#### [What the exercise asks]
Check every line of the entries that follow, and copy the ones containing "this".

begin

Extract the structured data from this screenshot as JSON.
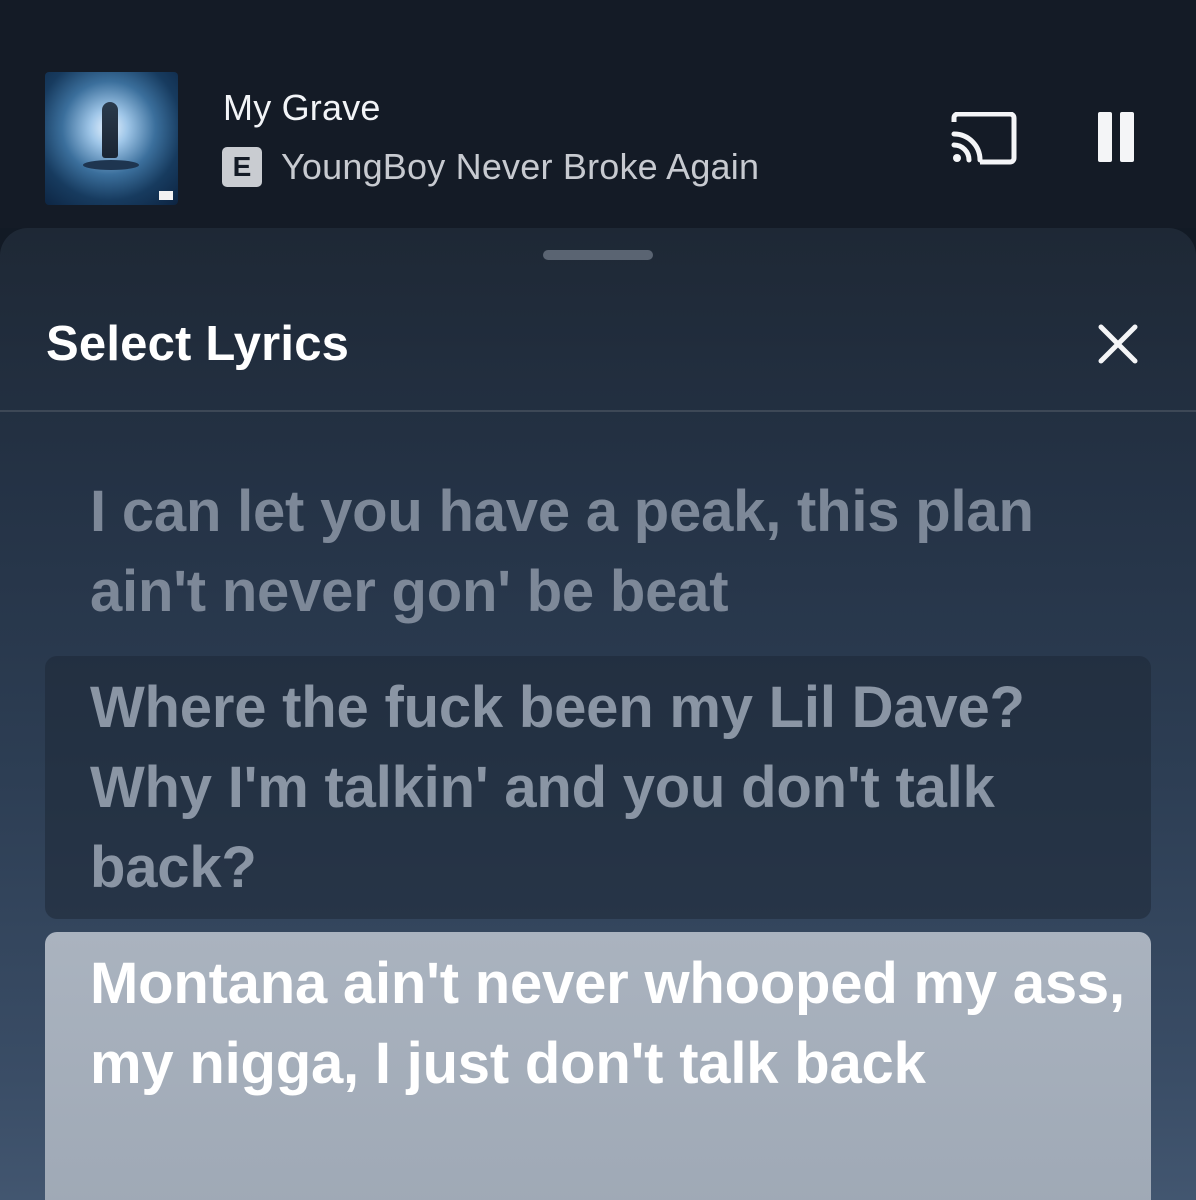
{
  "now_playing": {
    "track_title": "My Grave",
    "explicit_badge": "E",
    "artist": "YoungBoy Never Broke Again",
    "icons": {
      "album_art": "album-art",
      "cast": "cast-icon",
      "pause": "pause-icon"
    }
  },
  "sheet": {
    "title": "Select Lyrics",
    "close_icon": "close-icon",
    "lyrics": [
      {
        "text": "I can let you have a peak, this plan ain't never gon' be beat",
        "selected": false
      },
      {
        "text": "Where the fuck been my Lil Dave? Why I'm talkin' and you don't talk back?",
        "selected": false
      },
      {
        "text": "Montana ain't never whooped my ass, my nigga, I just don't talk back",
        "selected": true
      }
    ]
  },
  "colors": {
    "background": "#121a25",
    "selected_line_bg": "#aab3bf",
    "dim_text": "#7d8898",
    "accent_text": "#ffffff"
  }
}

end

#### [The completed task]
Extract the structured data from this screenshot as JSON.
        "text": "I can let you have a peak, this plan ain't never gon' be beat",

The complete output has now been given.